EXERCISE OBJECTIVE: Pictures aside, repeat every entry exactly.

.....

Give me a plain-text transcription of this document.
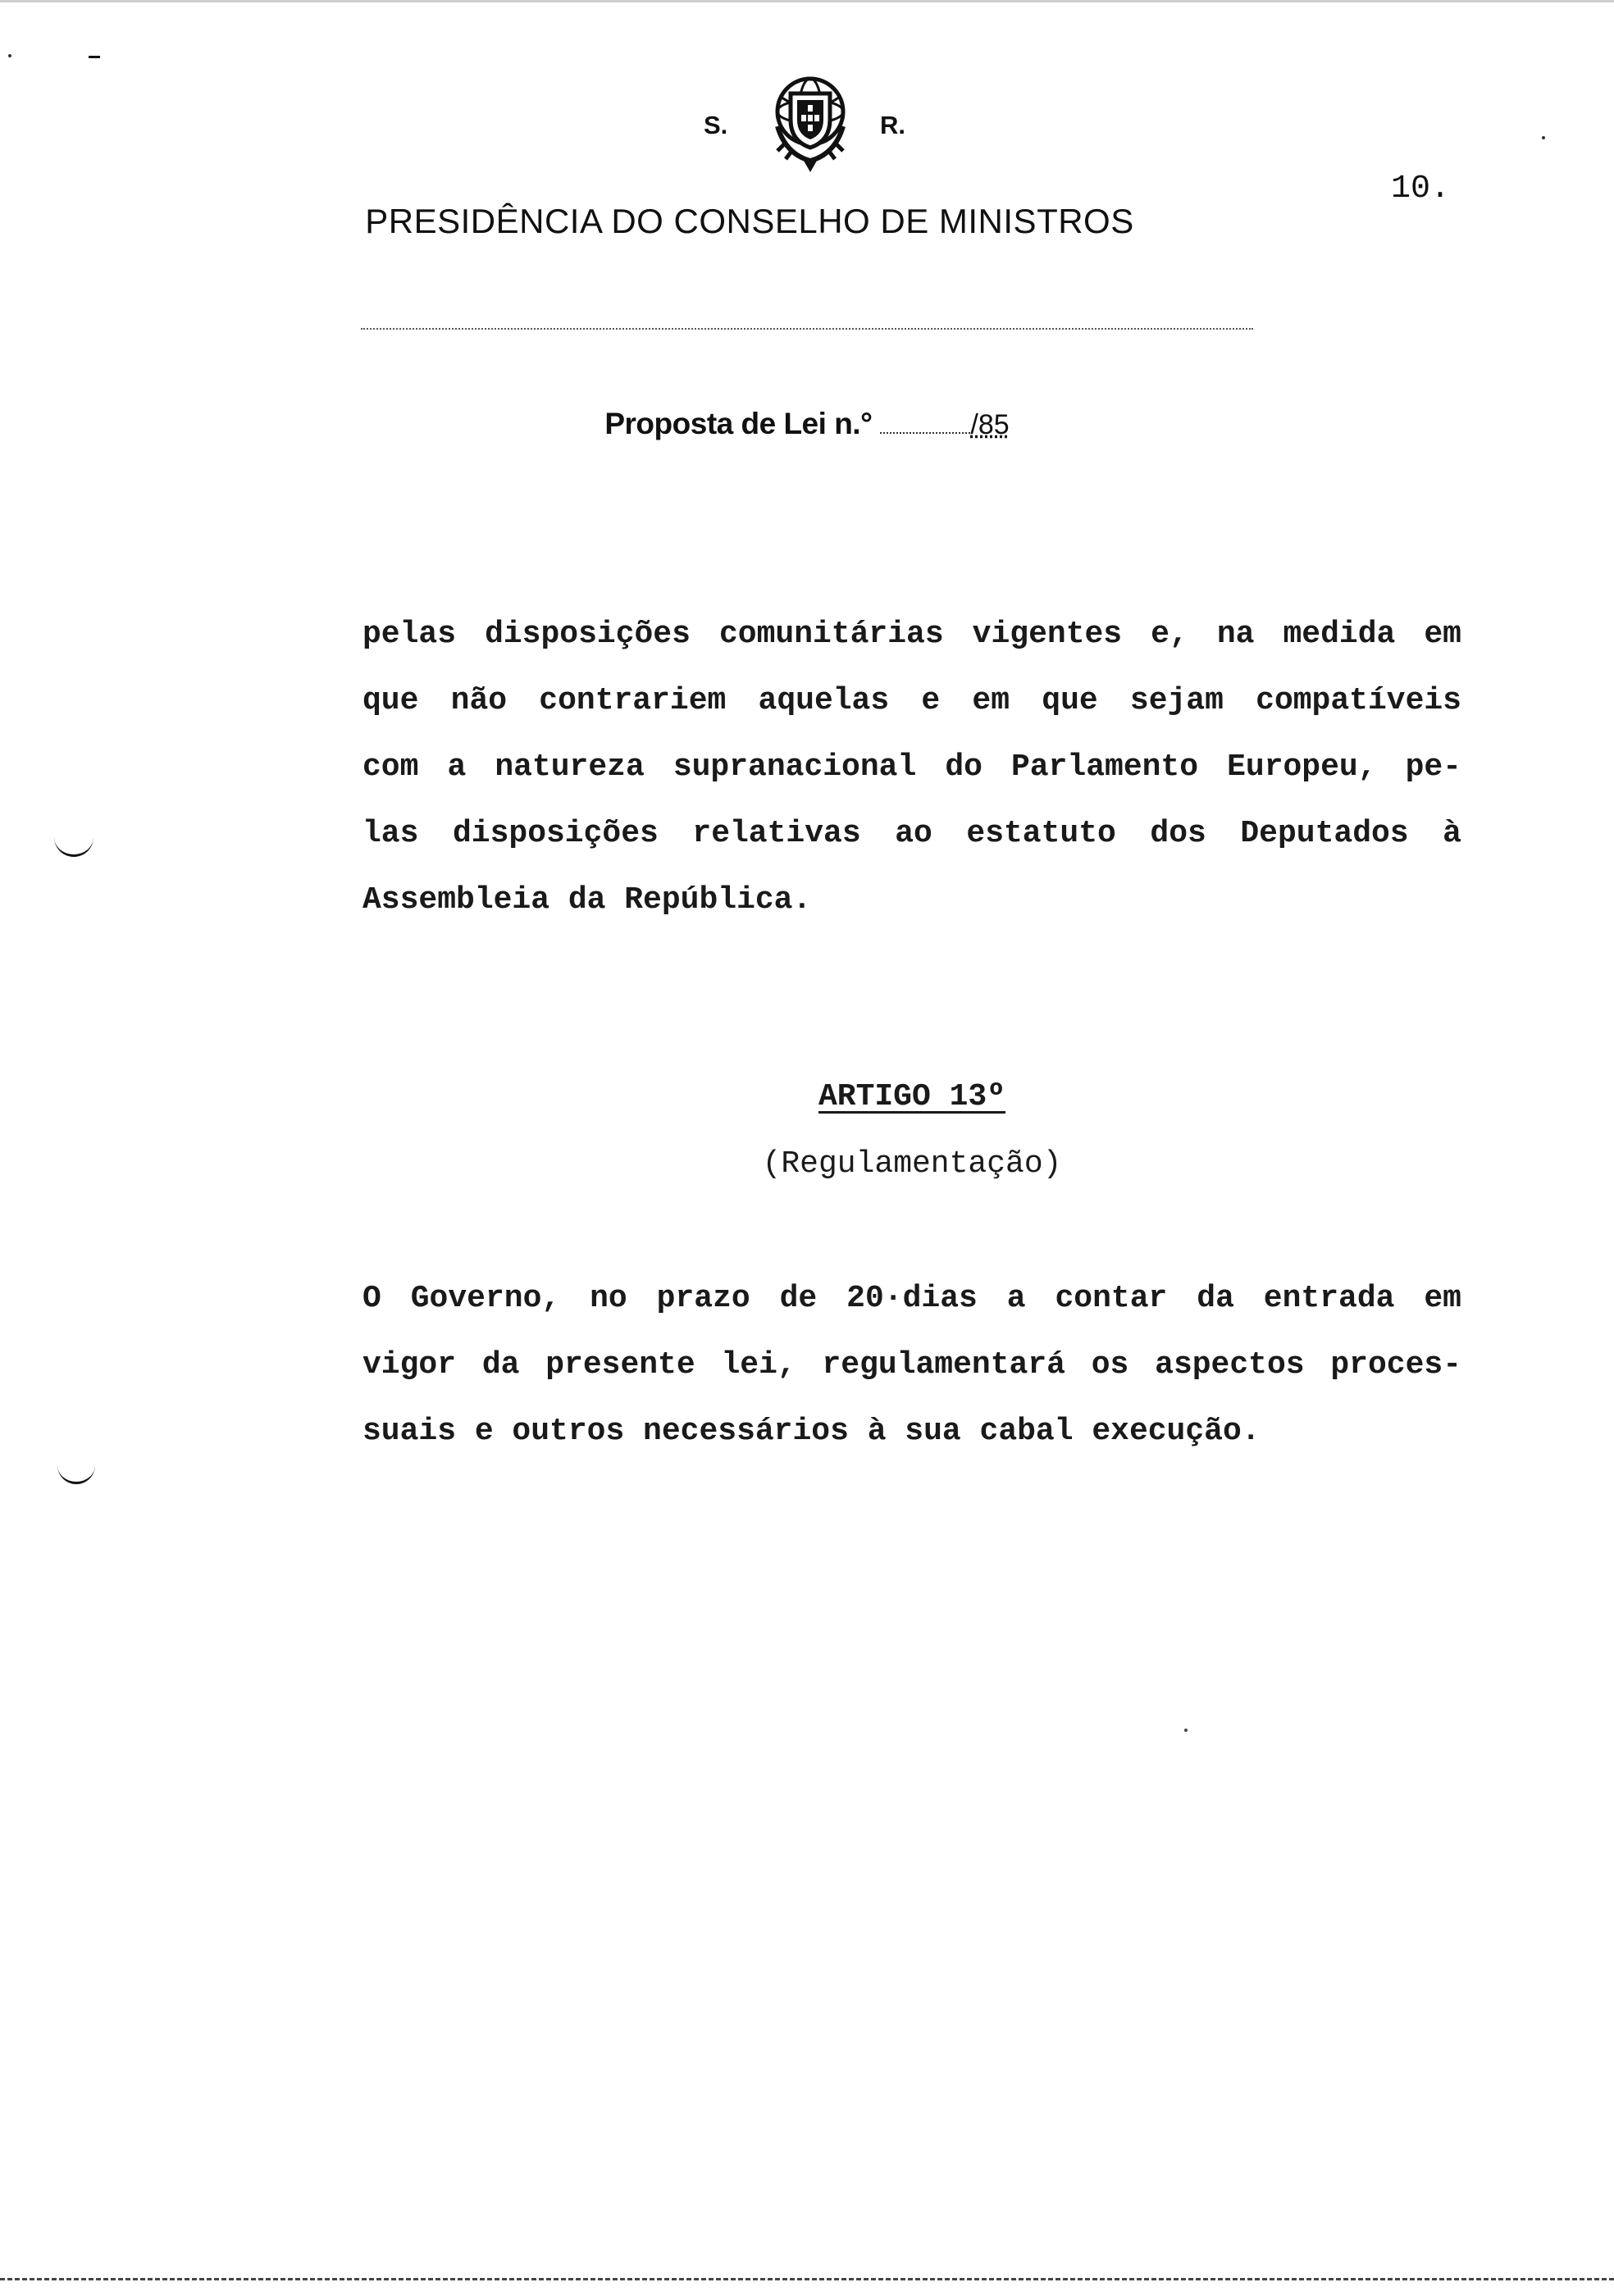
S.	R.
PRESIDÊNCIA DO CONSELHO DE MINISTROS
10.
Proposta de Lei n.°	/85
pelas disposições comunitárias vigentes e, na medida em
que não contrariem aquelas e em que sejam compatíveis
com a natureza supranacional do Parlamento Europeu, pe-
las disposições relativas ao estatuto dos Deputados à
Assembleia da República.
ARTIGO 13º
(Regulamentação)
O Governo, no prazo de 20·dias a contar da entrada em
vigor da presente lei, regulamentará os aspectos proces-
suais e outros necessários à sua cabal execução.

.....

SOLUTION FOR THIS EXERCISE:
Give me a plain-text transcription of this document.
S.	R.
PRESIDÊNCIA DO CONSELHO DE MINISTROS
10.
Proposta de Lei n.°	/85
pelas disposições comunitárias vigentes e, na medida em
que não contrariem aquelas e em que sejam compatíveis
com a natureza supranacional do Parlamento Europeu, pe-
las disposições relativas ao estatuto dos Deputados à
Assembleia da República.
ARTIGO 13º
(Regulamentação)
O Governo, no prazo de 20·dias a contar da entrada em
vigor da presente lei, regulamentará os aspectos proces-
suais e outros necessários à sua cabal execução.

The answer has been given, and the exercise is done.